● **Your goal**:
Output the data that follows exactly, line for line.
# Start of Exercise inputs
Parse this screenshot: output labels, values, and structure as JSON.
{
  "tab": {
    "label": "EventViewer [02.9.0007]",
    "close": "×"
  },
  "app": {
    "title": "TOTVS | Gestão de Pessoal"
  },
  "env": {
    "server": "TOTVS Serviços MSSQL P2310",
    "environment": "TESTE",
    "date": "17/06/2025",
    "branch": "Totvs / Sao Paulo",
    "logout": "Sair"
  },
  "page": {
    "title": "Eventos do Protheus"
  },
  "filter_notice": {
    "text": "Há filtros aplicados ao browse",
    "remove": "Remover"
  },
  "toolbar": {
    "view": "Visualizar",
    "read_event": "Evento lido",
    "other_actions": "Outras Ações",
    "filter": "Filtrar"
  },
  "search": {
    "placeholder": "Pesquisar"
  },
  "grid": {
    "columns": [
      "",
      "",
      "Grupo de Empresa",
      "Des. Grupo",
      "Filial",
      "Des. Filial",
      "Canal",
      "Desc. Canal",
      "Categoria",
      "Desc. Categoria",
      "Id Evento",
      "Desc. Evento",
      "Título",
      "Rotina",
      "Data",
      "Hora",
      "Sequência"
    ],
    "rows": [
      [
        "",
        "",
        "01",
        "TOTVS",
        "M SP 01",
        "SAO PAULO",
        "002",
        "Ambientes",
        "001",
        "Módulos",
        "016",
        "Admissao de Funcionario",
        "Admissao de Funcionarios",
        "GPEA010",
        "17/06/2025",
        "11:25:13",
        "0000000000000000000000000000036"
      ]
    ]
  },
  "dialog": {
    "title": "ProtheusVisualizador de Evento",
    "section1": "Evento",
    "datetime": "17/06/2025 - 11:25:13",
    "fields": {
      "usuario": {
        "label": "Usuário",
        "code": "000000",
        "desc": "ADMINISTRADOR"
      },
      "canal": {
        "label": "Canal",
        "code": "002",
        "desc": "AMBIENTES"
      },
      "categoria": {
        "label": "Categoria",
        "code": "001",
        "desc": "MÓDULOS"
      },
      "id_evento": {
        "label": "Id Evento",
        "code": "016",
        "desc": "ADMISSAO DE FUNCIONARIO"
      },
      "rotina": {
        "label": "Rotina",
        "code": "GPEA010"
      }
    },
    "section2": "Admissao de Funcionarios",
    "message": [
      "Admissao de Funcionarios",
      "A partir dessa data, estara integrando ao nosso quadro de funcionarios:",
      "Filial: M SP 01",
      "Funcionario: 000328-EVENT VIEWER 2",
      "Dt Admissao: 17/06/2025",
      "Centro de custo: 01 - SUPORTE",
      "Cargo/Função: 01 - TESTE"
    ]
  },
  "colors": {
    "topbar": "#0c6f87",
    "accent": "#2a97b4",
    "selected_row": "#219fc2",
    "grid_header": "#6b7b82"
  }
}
# End of Exercise inputs
● **Correct answer**:
Parse this screenshot: output labels, values, and structure as JSON.
{
  "tab": {
    "label": "EventViewer [02.9.0007]",
    "close": "×"
  },
  "app": {
    "title": "TOTVS | Gestão de Pessoal"
  },
  "env": {
    "server": "TOTVS Serviços MSSQL P2310",
    "environment": "TESTE",
    "date": "17/06/2025",
    "branch": "Totvs / Sao Paulo",
    "logout": "Sair"
  },
  "page": {
    "title": "Eventos do Protheus"
  },
  "filter_notice": {
    "text": "Há filtros aplicados ao browse",
    "remove": "Remover"
  },
  "toolbar": {
    "view": "Visualizar",
    "read_event": "Evento lido",
    "other_actions": "Outras Ações",
    "filter": "Filtrar"
  },
  "search": {
    "placeholder": "Pesquisar"
  },
  "grid": {
    "columns": [
      "",
      "",
      "Grupo de Empresa",
      "Des. Grupo",
      "Filial",
      "Des. Filial",
      "Canal",
      "Desc. Canal",
      "Categoria",
      "Desc. Categoria",
      "Id Evento",
      "Desc. Evento",
      "Título",
      "Rotina",
      "Data",
      "Hora",
      "Sequência"
    ],
    "rows": [
      [
        "",
        "",
        "01",
        "TOTVS",
        "M SP 01",
        "SAO PAULO",
        "002",
        "Ambientes",
        "001",
        "Módulos",
        "016",
        "Admissao de Funcionario",
        "Admissao de Funcionarios",
        "GPEA010",
        "17/06/2025",
        "11:25:13",
        "0000000000000000000000000000036"
      ]
    ]
  },
  "dialog": {
    "title": "ProtheusVisualizador de Evento",
    "section1": "Evento",
    "datetime": "17/06/2025 - 11:25:13",
    "fields": {
      "usuario": {
        "label": "Usuário",
        "code": "000000",
        "desc": "ADMINISTRADOR"
      },
      "canal": {
        "label": "Canal",
        "code": "002",
        "desc": "AMBIENTES"
      },
      "categoria": {
        "label": "Categoria",
        "code": "001",
        "desc": "MÓDULOS"
      },
      "id_evento": {
        "label": "Id Evento",
        "code": "016",
        "desc": "ADMISSAO DE FUNCIONARIO"
      },
      "rotina": {
        "label": "Rotina",
        "code": "GPEA010"
      }
    },
    "section2": "Admissao de Funcionarios",
    "message": [
      "Admissao de Funcionarios",
      "A partir dessa data, estara integrando ao nosso quadro de funcionarios:",
      "Filial: M SP 01",
      "Funcionario: 000328-EVENT VIEWER 2",
      "Dt Admissao: 17/06/2025",
      "Centro de custo: 01 - SUPORTE",
      "Cargo/Função: 01 - TESTE"
    ]
  },
  "colors": {
    "topbar": "#0c6f87",
    "accent": "#2a97b4",
    "selected_row": "#219fc2",
    "grid_header": "#6b7b82"
  }
}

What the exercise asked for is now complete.